WHAT IS REQUIRED
Write the entries below out again exactly; any picture in them stays out.

# THE RECORDS start

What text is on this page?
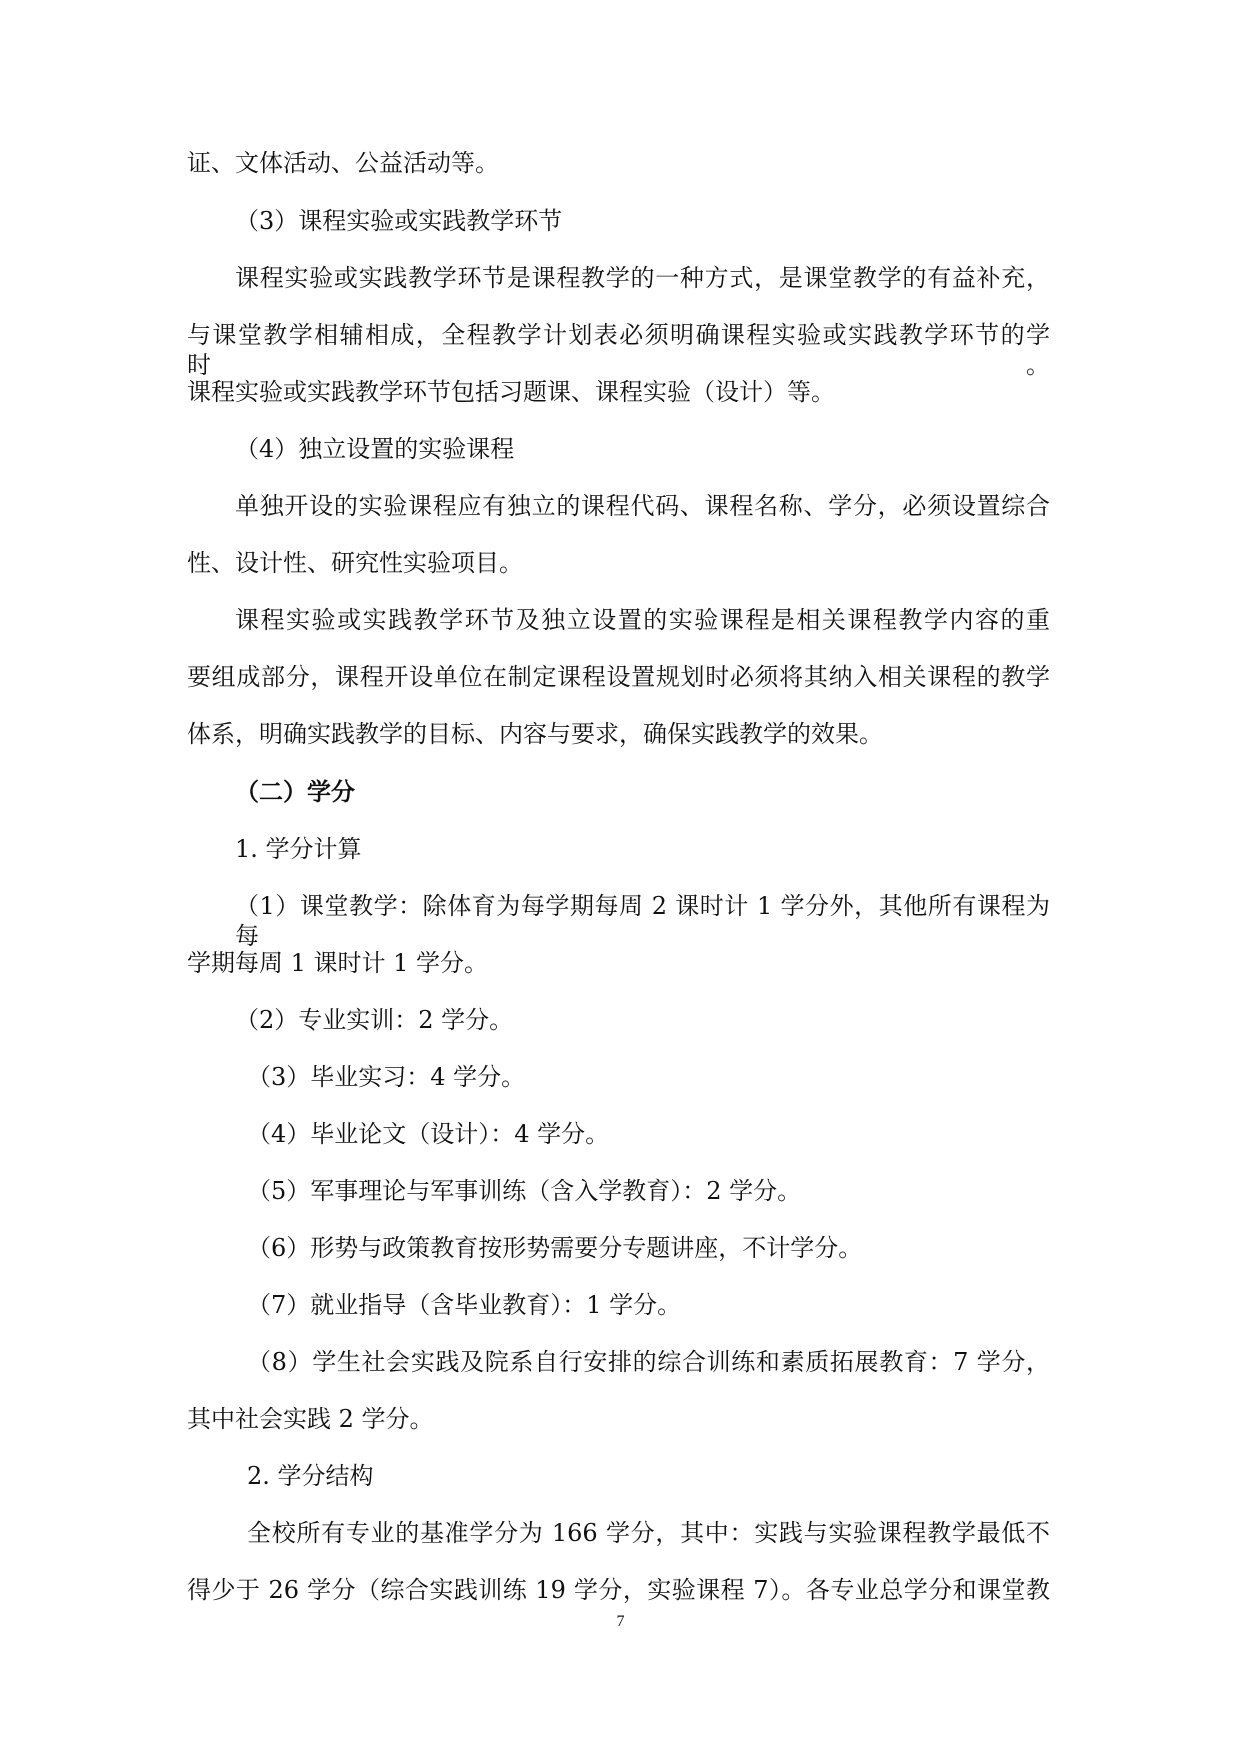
证、文体活动、公益活动等。
（3）课程实验或实践教学环节
课程实验或实践教学环节是课程教学的一种方式，是课堂教学的有益补充，
与课堂教学相辅相成，全程教学计划表必须明确课程实验或实践教学环节的学时。
课程实验或实践教学环节包括习题课、课程实验（设计）等。
（4）独立设置的实验课程
单独开设的实验课程应有独立的课程代码、课程名称、学分，必须设置综合
性、设计性、研究性实验项目。
课程实验或实践教学环节及独立设置的实验课程是相关课程教学内容的重
要组成部分，课程开设单位在制定课程设置规划时必须将其纳入相关课程的教学
体系，明确实践教学的目标、内容与要求，确保实践教学的效果。
（二）学分
1. 学分计算
（1）课堂教学：除体育为每学期每周 2 课时计 1 学分外，其他所有课程为每
学期每周 1 课时计 1 学分。
（2）专业实训：2 学分。
（3）毕业实习：4 学分。
（4）毕业论文（设计）：4 学分。
（5）军事理论与军事训练（含入学教育）：2 学分。
（6）形势与政策教育按形势需要分专题讲座，不计学分。
（7）就业指导（含毕业教育）：1 学分。
（8）学生社会实践及院系自行安排的综合训练和素质拓展教育：7 学分，
其中社会实践 2 学分。
2. 学分结构
全校所有专业的基准学分为 166 学分，其中：实践与实验课程教学最低不
得少于 26 学分（综合实践训练 19 学分，实验课程 7）。各专业总学分和课堂教
7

# THE RECORDS end

FINAL RESULT
What text is on this page?
证、文体活动、公益活动等。
（3）课程实验或实践教学环节
课程实验或实践教学环节是课程教学的一种方式，是课堂教学的有益补充，
与课堂教学相辅相成，全程教学计划表必须明确课程实验或实践教学环节的学时。
课程实验或实践教学环节包括习题课、课程实验（设计）等。
（4）独立设置的实验课程
单独开设的实验课程应有独立的课程代码、课程名称、学分，必须设置综合
性、设计性、研究性实验项目。
课程实验或实践教学环节及独立设置的实验课程是相关课程教学内容的重
要组成部分，课程开设单位在制定课程设置规划时必须将其纳入相关课程的教学
体系，明确实践教学的目标、内容与要求，确保实践教学的效果。
（二）学分
1. 学分计算
（1）课堂教学：除体育为每学期每周 2 课时计 1 学分外，其他所有课程为每
学期每周 1 课时计 1 学分。
（2）专业实训：2 学分。
（3）毕业实习：4 学分。
（4）毕业论文（设计）：4 学分。
（5）军事理论与军事训练（含入学教育）：2 学分。
（6）形势与政策教育按形势需要分专题讲座，不计学分。
（7）就业指导（含毕业教育）：1 学分。
（8）学生社会实践及院系自行安排的综合训练和素质拓展教育：7 学分，
其中社会实践 2 学分。
2. 学分结构
全校所有专业的基准学分为 166 学分，其中：实践与实验课程教学最低不
得少于 26 学分（综合实践训练 19 学分，实验课程 7）。各专业总学分和课堂教
7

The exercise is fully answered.